> Text excerpt:
++++++++++++++++++++
Over three feet of water came rushing in from both sides of the house, front and back and turned over the refrigerator and every piece of furniture. If we hadn't evacuated hastily the night before we could have died there. After a midnight check of the bulk head outside my door I saw the water starting to slowly pour over it. It gave me an awful feeling and I knew right away that we were in trouble.

I walked up the block to the corner and I watched the water coming up from the sewers and starting to come more and more down our block, Neptune Place. It was like an eerie scene from a movie. I got my wife and daughter, who were in their pajamas moving, and told them we have to leave tonight. Right now. Don't hesitate. I called the Best Western on Sunrise Highway. They had two rooms left for the night and they would hold them for us.

The neighborhood looks like a war zone at night now, convoys of Army helicopters flying low over the canal, darkness everywhere, a Military Police truck moving through the street. For 18 nights we were without gas, electricity, heat. We tried staying on the second floor for three nights, reading books by candle light, but it got so cold even with four blankets on, we had to leave again.

“John,” one of the neighbors who rode it out, and regretted it, says he saw a 40-foot boat come out of the Great South Bay and float down our street, and then when the tide finally started to release Sandy's grip on us, it simply swirled around and sailed back out to God knows where. All of these tough canal people who have lived next to the canals for generations and look out at storms with a glass of scotch in hand and a concerned stare before bedding down had their world changed forever this night. But they're strong people, and they see life through their own eyes.

“John, one of the neighbors who rode it out, and regretted it, says he saw a 40-foot boat come out of the Great South Bay and float down our street, and then when the tide finally started to release Sandy's grip on us, it simply swirled around and sailed back out to God knows where.”
++++++++++++++++++++
> Source excerpt:

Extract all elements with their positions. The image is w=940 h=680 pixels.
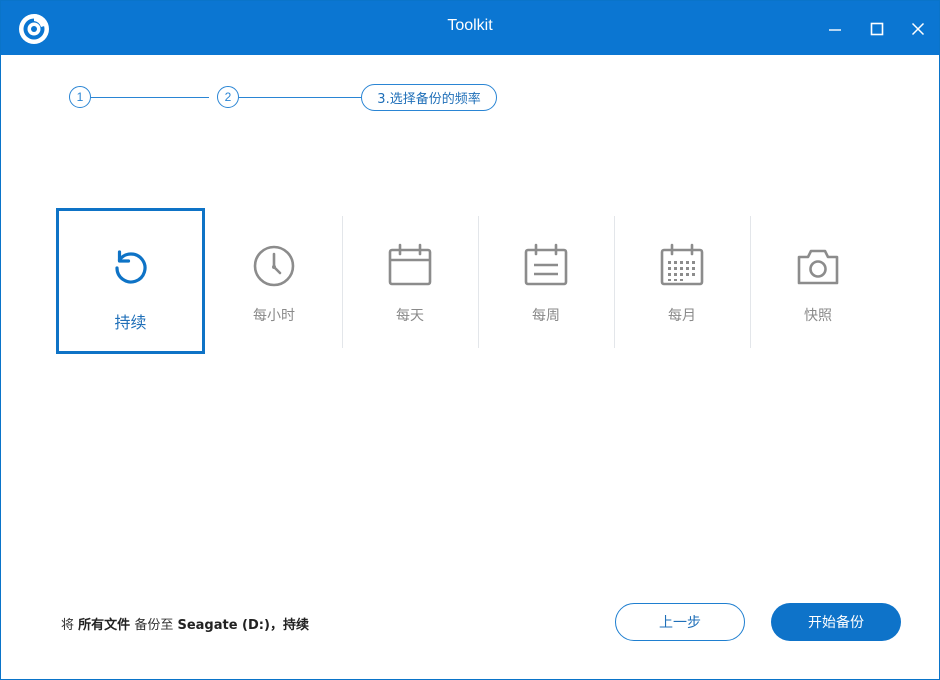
++++++++++++++++++++
> Task to complete: Quote the flood account word for word, everything from "The neighborhood looks" down to "to leave again.".

> Correct output:
The neighborhood looks like a war zone at night now, convoys of Army helicopters flying low over the canal, darkness everywhere, a Military Police truck moving through the street. For 18 nights we were without gas, electricity, heat. We tried staying on the second floor for three nights, reading books by candle light, but it got so cold even with four blankets on, we had to leave again.